作業指示 >>
A) 「心友」の物語で、着信した携帯電話の液晶には何と表示されていましたか？
B) 「心友」の物語の最後の文のあとから、続きを書いてください。

心友 【其の一・曇天の霹靂】

次話: 心友 【其の二・見えない縁】

どこまでも厚い雲が広がる冬の空。あの日も曇天と呼ぶのがいかにもふさわしい。そんな見慣れた冬の朝だった。

朝食のパンをむさぼり食っていた時だっただろうか。携帯電話に着信が入った。しかし着信音を聞いていると、先に家を出た妻からではないことだけはわかった。

妻は朝から普通にお仕事だが、自分の仕事は職業柄午後からの出勤。よって朝方に妻と顔を合わせることはほとんどない。それで一瞬だけ妻からの緊急連絡だと思い込んだのだ。

携帯を取り上げる。

「トクシマ」

液晶にはそう表示されていた。何年も会っていなかった小学校時代からの親友。こんな朝方に何の用だろうか…

少し考えたところで通話ボタンを押す。


自分
もしもし!久しぶり!どうしたの、こんな朝から?
トクシマ
久しぶり!実はさ…

トクシマからは信じられない言葉が発せられた。

記録データ >>
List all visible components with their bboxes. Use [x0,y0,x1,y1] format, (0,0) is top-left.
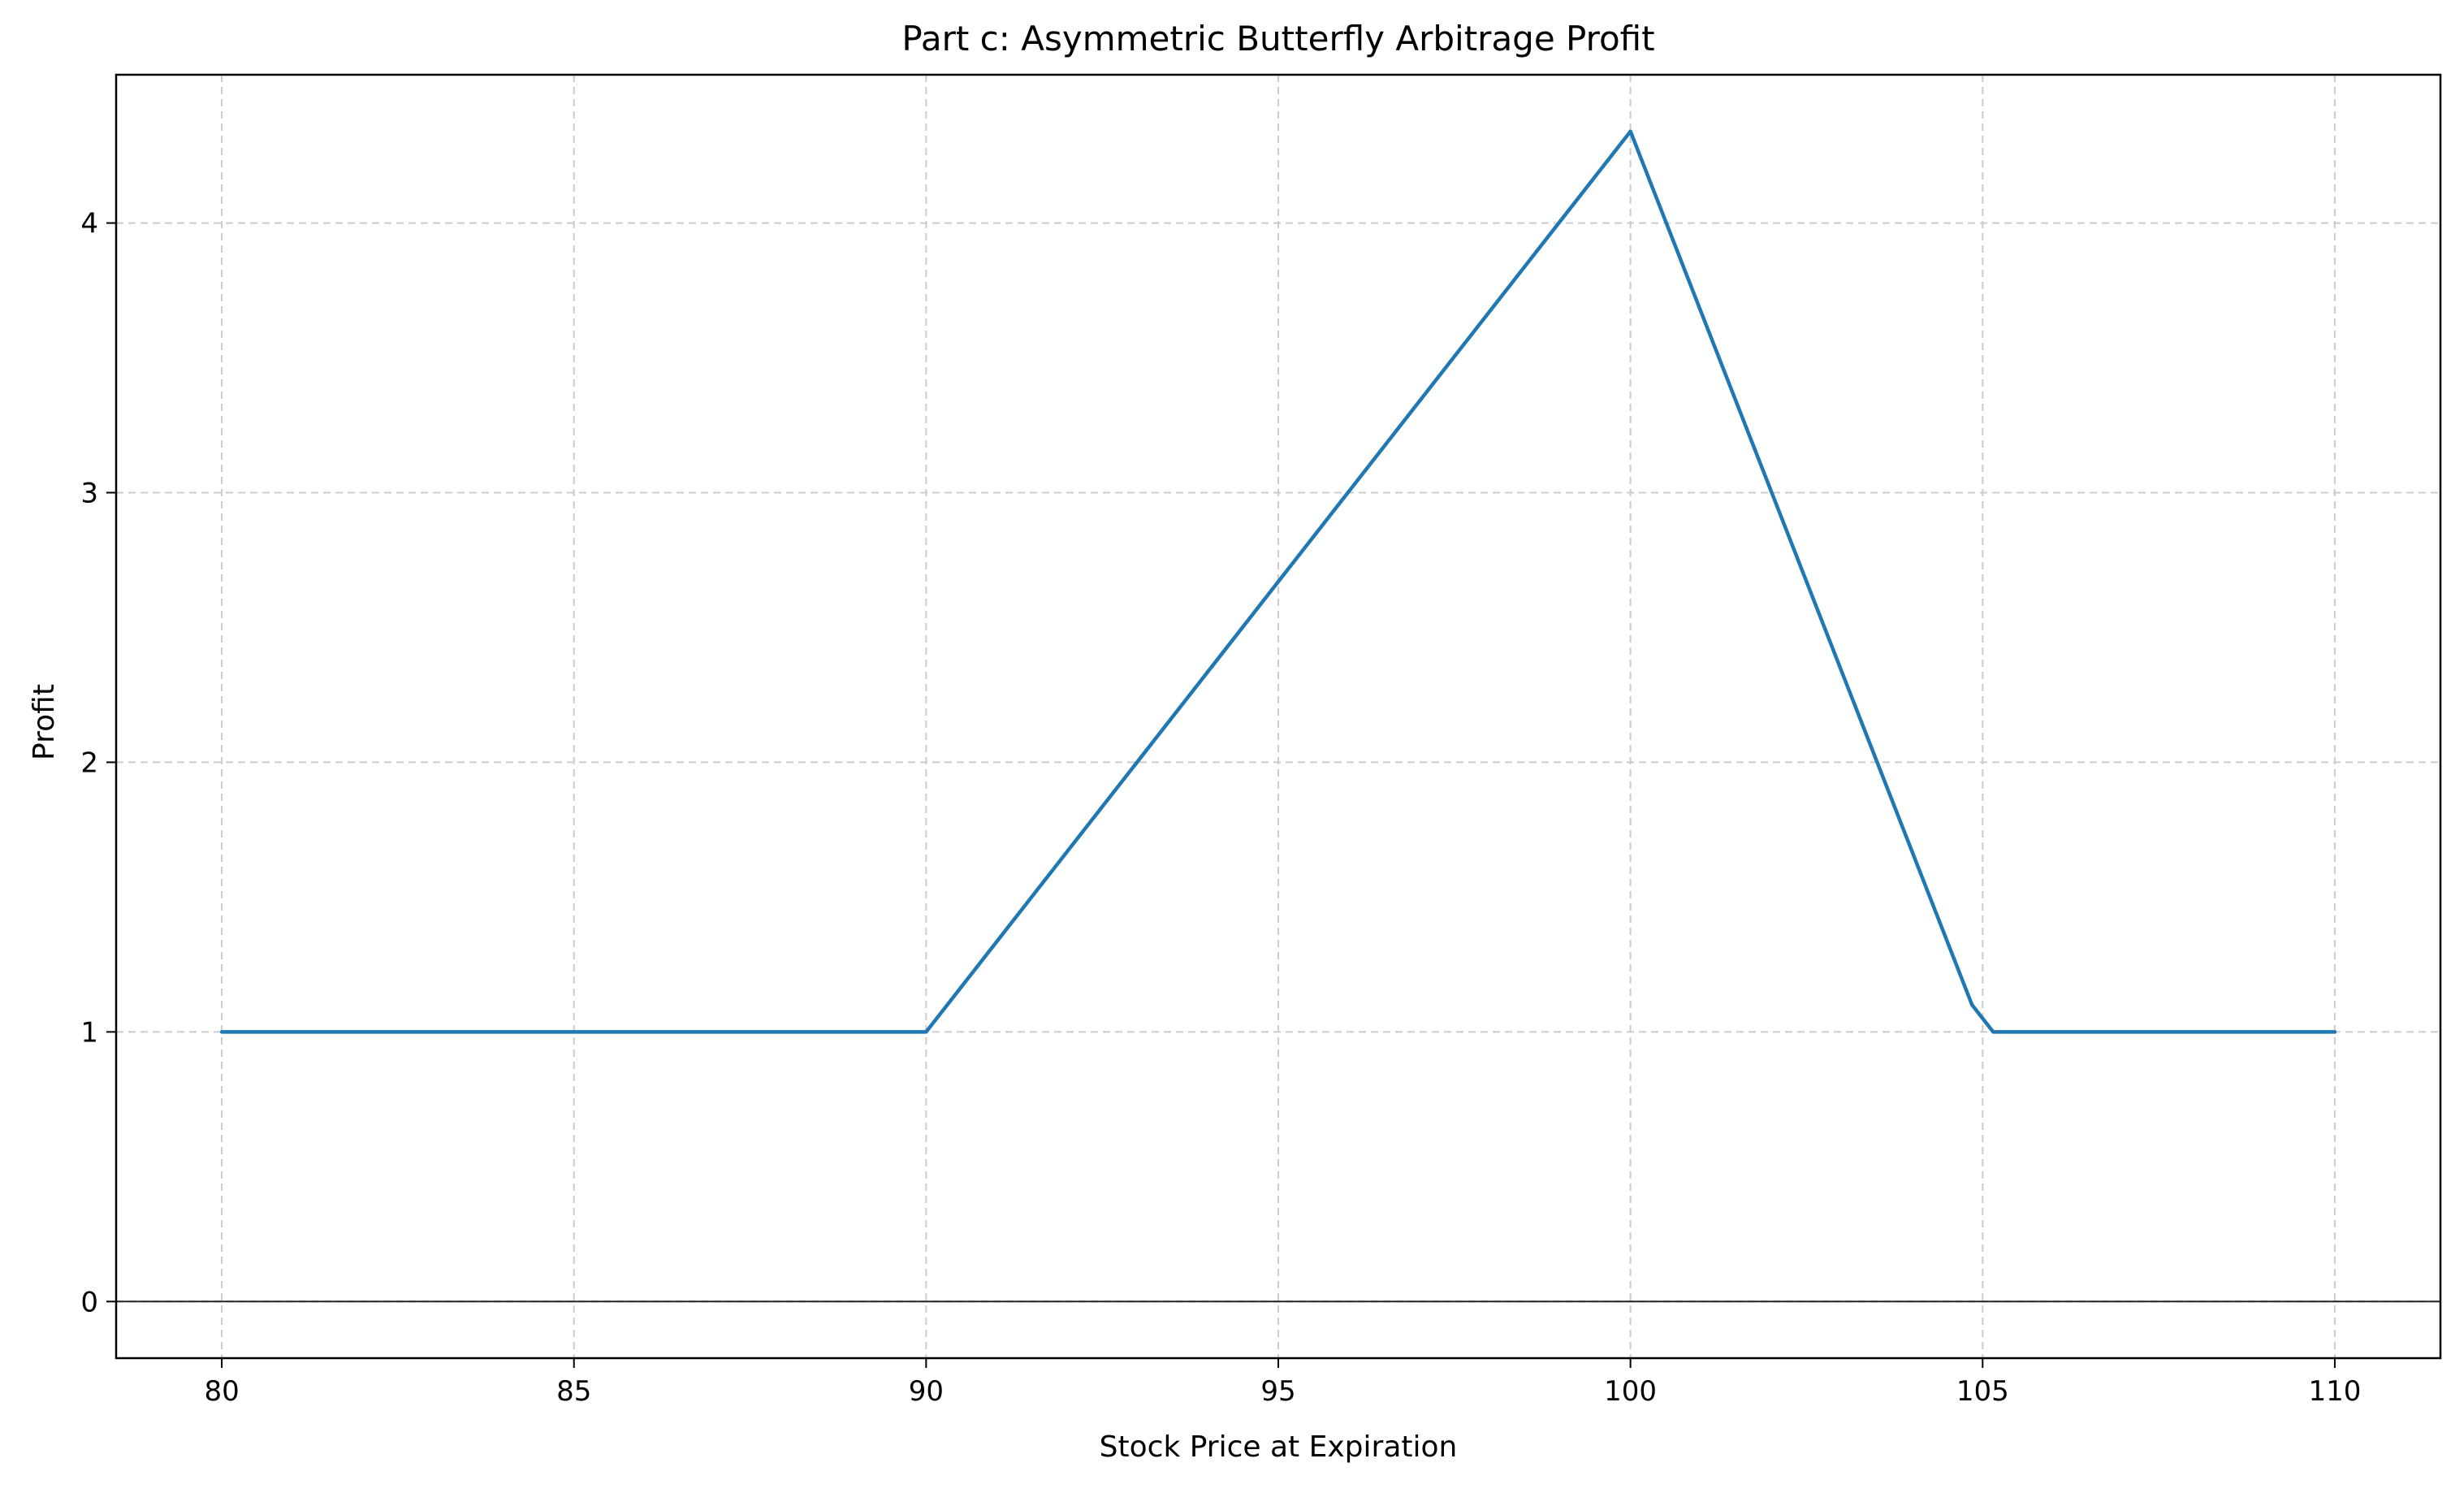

設問別の解答 >>
A) 「トクシマ」と表示されていました。

B)
自分
え?冗談だろ?

やや動揺しながらもそう返すことしかできない。

しかしトクシマが電話口でも涙ぐんでいるらしいことは伝わってきた。


自分
「それ、ホント…なんだな…」

その後互いの間でどんな会話がなされたのか、今となってはあまり思い出せない。トクシマもきっと記憶が定かではないはずだ。

明確に覚えているのは二人にとって共通の親友だったクロイワとその母親がともに亡くなったという事実だけ。


トクシマ
今後のことなど詳しいことはまた後でわかったら連絡する。


そう言ってトクシマが電話を切った後、止めどなく涙が流れた。どれだけの時間が経ったのかわからないぐらいに。

不謹慎な話だが、肉親が亡くなってもここまで涙にむせぶことなんてあり得ないだろう。ペットならともかく。

涙も枯れ果て全身の力が抜けていた。あまりに「個人的な理由」というのは理解していたが、とてもじゃないけれどこの状態で仕事をすることはできない。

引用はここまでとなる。